**Task to complete:** Your task is to copy every line of the entries that contains "emergency".

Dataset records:
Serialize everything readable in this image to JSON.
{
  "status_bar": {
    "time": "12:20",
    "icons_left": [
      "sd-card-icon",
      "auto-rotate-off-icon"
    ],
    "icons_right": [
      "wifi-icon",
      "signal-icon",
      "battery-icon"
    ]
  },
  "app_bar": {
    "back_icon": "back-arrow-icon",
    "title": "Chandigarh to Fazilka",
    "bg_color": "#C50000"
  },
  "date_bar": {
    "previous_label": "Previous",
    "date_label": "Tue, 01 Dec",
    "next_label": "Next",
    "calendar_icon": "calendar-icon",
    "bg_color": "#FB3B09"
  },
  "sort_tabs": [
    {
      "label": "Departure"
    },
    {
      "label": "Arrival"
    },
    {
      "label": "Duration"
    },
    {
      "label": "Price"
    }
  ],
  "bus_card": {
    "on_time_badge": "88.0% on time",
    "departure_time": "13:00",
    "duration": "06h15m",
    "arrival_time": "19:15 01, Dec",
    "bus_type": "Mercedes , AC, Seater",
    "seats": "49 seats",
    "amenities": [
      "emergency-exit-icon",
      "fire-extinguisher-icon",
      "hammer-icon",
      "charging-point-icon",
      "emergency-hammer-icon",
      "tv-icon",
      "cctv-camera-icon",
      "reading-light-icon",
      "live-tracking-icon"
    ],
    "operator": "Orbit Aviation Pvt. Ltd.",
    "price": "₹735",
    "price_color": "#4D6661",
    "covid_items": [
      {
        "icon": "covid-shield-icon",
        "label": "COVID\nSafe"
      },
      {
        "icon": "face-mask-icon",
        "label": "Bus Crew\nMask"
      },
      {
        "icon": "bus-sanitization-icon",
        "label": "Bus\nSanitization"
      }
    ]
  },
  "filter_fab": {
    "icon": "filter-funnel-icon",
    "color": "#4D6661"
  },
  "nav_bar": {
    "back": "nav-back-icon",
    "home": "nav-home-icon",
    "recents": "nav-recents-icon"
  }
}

**Full response:**
      "emergency-exit-icon",
      "emergency-hammer-icon",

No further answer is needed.